## To be done
Extract each line bearing the word "demoró".

## Entries provided
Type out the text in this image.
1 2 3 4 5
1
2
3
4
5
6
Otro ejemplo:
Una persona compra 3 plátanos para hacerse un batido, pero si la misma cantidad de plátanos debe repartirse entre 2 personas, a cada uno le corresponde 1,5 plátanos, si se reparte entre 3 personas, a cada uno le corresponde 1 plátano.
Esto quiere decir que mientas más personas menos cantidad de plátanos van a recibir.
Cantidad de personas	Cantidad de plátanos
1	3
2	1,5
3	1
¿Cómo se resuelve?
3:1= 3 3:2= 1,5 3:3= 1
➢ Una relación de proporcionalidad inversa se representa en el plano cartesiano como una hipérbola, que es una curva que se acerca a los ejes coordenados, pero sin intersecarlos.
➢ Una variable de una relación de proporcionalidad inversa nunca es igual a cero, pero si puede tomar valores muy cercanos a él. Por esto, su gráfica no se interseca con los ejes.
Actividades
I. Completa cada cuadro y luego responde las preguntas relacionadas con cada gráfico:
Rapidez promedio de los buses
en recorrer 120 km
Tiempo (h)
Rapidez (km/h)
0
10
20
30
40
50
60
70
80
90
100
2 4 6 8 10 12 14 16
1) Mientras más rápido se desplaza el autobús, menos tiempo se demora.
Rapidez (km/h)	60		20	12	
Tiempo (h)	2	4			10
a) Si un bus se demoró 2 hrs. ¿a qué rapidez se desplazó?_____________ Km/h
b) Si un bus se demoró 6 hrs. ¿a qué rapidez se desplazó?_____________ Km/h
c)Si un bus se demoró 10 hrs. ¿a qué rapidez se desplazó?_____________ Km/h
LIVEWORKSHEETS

## Result
a) Si un bus se demoró 2 hrs. ¿a qué rapidez se desplazó?_____________ Km/h
b) Si un bus se demoró 6 hrs. ¿a qué rapidez se desplazó?_____________ Km/h
c)Si un bus se demoró 10 hrs. ¿a qué rapidez se desplazó?_____________ Km/h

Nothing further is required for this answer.